SHORT PROBLEM | From the listing below, pull out all lines with "operations" in them.

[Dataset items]
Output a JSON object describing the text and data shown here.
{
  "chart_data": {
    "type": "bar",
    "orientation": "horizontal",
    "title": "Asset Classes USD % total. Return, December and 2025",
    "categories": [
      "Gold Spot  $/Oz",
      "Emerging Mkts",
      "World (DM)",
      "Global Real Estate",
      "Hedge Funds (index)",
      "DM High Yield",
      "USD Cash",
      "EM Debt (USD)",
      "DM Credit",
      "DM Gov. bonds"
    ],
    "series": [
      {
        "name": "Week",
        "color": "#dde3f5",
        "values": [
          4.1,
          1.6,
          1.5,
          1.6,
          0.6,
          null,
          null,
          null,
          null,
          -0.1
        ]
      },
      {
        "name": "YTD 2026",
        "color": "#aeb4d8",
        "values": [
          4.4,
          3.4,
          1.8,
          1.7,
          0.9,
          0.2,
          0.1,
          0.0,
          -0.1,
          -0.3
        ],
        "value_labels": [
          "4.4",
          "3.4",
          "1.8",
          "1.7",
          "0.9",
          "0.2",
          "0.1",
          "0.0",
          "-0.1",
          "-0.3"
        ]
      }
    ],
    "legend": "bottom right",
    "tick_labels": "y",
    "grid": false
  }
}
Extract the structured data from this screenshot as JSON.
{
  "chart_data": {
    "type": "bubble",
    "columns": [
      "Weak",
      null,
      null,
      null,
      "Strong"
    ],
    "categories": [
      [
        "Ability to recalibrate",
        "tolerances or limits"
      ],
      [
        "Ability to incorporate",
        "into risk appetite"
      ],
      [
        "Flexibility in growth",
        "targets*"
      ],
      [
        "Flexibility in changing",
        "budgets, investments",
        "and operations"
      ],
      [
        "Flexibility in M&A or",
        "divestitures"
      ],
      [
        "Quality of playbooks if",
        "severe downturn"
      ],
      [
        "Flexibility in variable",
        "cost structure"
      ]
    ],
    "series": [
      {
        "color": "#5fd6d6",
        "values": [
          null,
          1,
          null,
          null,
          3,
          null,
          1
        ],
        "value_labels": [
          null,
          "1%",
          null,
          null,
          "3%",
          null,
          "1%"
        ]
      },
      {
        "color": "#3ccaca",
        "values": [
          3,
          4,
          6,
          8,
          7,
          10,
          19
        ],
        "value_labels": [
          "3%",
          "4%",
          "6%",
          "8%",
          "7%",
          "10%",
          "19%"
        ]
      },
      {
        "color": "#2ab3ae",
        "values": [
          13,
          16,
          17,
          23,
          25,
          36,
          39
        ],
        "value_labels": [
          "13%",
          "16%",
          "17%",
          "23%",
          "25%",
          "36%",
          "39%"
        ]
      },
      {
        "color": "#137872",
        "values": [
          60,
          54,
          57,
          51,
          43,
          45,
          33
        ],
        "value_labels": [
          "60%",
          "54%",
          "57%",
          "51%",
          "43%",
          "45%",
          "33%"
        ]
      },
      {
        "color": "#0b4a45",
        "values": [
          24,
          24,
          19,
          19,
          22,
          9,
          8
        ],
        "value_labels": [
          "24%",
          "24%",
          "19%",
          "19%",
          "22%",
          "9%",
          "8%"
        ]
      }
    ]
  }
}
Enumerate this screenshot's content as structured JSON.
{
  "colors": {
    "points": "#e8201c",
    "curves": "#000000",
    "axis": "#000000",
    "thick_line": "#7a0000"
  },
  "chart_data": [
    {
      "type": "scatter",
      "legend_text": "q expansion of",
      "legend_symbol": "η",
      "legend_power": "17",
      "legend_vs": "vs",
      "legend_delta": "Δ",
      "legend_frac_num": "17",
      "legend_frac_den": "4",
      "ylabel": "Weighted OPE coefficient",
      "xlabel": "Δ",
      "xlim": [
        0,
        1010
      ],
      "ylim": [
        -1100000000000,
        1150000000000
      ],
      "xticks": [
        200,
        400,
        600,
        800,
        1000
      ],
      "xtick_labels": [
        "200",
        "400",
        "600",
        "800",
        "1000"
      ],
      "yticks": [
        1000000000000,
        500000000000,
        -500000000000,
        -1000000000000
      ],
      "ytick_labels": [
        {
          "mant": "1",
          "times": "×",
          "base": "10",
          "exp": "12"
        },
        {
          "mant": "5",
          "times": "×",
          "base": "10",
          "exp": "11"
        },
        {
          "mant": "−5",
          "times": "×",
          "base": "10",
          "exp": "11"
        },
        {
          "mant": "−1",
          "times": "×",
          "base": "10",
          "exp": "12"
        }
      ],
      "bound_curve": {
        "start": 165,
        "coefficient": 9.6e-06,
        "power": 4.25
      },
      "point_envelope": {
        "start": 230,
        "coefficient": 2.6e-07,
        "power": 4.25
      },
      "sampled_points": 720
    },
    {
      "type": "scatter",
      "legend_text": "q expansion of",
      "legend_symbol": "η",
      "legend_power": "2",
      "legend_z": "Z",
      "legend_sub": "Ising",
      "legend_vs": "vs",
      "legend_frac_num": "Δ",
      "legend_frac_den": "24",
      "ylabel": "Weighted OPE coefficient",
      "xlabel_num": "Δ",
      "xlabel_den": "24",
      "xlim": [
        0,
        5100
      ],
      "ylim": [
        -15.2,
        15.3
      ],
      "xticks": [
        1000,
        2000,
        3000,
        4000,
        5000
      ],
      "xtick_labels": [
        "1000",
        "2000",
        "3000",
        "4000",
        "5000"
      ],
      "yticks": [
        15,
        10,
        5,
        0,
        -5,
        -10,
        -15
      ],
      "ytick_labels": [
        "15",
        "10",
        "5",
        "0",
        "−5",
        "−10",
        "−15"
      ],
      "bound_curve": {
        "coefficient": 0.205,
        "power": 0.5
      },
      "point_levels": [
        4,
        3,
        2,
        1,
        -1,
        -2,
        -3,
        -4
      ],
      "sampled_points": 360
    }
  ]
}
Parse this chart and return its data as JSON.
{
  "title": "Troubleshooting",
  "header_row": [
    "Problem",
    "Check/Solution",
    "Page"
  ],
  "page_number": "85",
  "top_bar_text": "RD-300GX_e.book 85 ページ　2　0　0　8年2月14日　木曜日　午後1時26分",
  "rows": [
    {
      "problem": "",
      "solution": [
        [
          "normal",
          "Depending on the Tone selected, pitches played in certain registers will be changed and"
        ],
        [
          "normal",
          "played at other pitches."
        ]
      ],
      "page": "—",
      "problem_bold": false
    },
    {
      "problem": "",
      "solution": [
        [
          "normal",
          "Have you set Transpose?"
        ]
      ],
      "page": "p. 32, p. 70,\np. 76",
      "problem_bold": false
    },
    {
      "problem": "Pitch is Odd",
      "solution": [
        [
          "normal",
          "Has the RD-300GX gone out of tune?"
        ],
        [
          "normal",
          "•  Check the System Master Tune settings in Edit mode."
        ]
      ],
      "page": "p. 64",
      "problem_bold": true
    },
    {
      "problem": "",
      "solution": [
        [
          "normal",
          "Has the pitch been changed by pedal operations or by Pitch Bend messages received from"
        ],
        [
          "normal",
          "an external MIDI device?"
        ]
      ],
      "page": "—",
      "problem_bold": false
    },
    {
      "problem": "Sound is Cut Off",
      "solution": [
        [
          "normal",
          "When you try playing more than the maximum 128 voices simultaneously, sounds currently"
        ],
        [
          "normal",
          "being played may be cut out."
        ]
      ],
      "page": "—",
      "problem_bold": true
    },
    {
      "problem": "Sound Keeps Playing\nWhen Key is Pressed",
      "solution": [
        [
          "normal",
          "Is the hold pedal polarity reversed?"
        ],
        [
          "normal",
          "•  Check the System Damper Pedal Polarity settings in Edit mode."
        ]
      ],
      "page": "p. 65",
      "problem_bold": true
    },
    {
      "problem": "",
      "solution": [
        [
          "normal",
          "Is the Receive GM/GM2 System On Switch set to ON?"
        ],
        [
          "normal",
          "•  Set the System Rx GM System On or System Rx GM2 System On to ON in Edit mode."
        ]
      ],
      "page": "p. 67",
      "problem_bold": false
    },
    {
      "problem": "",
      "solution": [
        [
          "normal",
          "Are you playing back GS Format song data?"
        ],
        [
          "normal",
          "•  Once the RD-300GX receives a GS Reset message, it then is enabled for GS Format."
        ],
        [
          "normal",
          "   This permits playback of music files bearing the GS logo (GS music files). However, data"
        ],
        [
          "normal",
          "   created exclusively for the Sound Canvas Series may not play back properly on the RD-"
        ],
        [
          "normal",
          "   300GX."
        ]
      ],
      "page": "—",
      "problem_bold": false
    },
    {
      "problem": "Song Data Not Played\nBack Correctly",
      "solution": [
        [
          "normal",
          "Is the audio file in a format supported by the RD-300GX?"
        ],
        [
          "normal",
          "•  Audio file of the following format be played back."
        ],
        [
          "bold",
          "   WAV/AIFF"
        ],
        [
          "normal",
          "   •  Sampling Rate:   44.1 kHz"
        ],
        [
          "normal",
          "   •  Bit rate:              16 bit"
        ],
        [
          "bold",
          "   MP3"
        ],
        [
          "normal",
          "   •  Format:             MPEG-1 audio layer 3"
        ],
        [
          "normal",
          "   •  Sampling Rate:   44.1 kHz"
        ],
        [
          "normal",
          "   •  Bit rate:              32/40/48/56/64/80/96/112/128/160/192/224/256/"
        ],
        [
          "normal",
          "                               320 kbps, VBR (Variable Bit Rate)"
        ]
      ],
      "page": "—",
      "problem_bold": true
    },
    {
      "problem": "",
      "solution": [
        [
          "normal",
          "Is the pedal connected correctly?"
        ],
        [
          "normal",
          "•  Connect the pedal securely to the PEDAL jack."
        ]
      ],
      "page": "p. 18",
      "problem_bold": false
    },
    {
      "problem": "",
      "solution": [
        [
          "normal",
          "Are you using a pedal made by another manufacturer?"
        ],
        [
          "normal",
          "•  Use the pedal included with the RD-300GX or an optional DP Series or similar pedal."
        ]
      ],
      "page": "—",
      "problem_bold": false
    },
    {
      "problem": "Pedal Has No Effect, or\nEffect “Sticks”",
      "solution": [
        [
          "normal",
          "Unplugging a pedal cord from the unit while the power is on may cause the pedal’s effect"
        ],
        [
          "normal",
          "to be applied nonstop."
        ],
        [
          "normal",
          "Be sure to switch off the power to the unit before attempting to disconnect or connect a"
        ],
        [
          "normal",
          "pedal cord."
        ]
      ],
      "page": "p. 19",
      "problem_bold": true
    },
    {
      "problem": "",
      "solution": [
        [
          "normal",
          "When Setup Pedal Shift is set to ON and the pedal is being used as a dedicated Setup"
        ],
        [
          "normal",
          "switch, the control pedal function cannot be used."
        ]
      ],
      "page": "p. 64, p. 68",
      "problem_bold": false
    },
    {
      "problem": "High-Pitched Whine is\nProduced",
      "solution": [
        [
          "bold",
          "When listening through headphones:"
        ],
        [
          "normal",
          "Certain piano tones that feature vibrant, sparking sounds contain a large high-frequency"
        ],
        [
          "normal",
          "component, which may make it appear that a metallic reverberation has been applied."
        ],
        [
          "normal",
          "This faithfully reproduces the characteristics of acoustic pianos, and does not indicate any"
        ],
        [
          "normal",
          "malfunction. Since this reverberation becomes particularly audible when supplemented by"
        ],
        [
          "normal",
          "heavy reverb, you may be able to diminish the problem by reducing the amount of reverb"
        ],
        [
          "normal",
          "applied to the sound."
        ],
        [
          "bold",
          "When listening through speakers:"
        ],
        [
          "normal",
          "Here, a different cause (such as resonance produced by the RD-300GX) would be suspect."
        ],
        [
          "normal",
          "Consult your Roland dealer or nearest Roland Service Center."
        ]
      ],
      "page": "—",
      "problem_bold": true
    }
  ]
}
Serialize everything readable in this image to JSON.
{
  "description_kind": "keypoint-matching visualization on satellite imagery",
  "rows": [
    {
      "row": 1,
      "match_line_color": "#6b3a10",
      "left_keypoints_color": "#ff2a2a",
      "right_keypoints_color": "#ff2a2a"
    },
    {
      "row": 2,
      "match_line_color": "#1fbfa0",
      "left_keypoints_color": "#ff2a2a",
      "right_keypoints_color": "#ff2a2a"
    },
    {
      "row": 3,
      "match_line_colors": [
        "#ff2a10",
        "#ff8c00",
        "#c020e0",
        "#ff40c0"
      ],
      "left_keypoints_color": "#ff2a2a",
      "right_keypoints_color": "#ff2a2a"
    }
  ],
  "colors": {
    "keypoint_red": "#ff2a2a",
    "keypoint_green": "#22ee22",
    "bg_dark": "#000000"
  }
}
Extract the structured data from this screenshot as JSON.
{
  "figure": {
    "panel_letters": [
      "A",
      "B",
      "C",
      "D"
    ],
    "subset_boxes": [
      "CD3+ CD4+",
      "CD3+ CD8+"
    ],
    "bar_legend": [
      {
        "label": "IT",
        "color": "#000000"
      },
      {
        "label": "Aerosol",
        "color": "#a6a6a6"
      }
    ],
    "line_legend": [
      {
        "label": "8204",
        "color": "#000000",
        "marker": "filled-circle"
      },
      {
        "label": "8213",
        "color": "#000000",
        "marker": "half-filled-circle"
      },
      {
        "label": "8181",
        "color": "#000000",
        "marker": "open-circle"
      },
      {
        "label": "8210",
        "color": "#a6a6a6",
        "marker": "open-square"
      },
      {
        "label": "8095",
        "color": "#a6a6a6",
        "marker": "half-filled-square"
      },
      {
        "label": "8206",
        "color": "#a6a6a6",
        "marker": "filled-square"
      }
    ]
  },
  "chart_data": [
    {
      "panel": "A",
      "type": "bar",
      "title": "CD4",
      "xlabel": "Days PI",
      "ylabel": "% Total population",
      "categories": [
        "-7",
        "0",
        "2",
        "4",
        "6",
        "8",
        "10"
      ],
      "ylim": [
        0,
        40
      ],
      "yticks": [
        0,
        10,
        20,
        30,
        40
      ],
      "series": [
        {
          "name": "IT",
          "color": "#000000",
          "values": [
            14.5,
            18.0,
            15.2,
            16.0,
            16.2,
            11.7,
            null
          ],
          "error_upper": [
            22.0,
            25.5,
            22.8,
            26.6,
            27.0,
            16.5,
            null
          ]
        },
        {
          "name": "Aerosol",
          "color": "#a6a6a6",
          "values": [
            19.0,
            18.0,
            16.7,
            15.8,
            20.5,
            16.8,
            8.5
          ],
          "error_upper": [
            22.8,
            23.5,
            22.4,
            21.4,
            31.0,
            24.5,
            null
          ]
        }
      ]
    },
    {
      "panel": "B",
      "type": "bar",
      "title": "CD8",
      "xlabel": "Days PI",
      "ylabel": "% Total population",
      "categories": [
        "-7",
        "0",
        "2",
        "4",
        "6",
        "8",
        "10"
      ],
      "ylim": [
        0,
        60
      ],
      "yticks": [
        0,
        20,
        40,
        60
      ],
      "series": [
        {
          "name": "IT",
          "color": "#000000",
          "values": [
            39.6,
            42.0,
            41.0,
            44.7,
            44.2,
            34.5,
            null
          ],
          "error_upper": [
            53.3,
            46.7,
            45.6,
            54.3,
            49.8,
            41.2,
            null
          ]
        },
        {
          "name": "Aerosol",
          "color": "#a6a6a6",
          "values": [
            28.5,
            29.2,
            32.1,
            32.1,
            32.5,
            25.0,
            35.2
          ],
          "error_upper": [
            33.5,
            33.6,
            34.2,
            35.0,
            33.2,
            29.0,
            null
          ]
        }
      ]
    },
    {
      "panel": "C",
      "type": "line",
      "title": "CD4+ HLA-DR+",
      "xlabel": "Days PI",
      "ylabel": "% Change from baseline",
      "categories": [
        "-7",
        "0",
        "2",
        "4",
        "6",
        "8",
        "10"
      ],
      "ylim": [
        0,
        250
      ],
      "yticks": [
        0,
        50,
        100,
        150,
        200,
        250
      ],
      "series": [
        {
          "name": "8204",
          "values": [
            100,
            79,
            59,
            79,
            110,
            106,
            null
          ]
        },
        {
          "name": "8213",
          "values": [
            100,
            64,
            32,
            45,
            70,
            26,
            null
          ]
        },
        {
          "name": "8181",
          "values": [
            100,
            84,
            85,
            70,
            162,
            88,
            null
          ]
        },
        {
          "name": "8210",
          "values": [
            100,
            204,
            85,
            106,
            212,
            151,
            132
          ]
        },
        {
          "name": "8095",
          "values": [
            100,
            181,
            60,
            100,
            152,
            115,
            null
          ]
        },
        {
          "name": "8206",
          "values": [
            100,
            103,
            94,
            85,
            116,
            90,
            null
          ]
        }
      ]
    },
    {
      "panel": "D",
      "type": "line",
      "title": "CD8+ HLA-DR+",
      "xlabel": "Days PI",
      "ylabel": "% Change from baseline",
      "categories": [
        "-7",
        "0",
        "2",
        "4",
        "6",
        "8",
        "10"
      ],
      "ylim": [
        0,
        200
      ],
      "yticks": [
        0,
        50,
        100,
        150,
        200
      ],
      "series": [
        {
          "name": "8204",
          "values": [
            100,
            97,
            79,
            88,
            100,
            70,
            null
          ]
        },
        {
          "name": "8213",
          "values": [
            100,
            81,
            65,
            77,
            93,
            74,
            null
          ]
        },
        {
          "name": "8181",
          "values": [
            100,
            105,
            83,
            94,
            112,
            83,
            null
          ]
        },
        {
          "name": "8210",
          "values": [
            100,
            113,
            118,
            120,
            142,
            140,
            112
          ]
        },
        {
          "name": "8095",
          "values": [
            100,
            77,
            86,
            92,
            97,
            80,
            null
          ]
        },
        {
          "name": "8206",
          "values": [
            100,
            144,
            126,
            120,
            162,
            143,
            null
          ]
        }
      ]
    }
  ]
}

OUTPUT OF THE TASK |
        "and operations"
          "Has the pitch been changed by pedal operations or by Pitch Bend messages received from"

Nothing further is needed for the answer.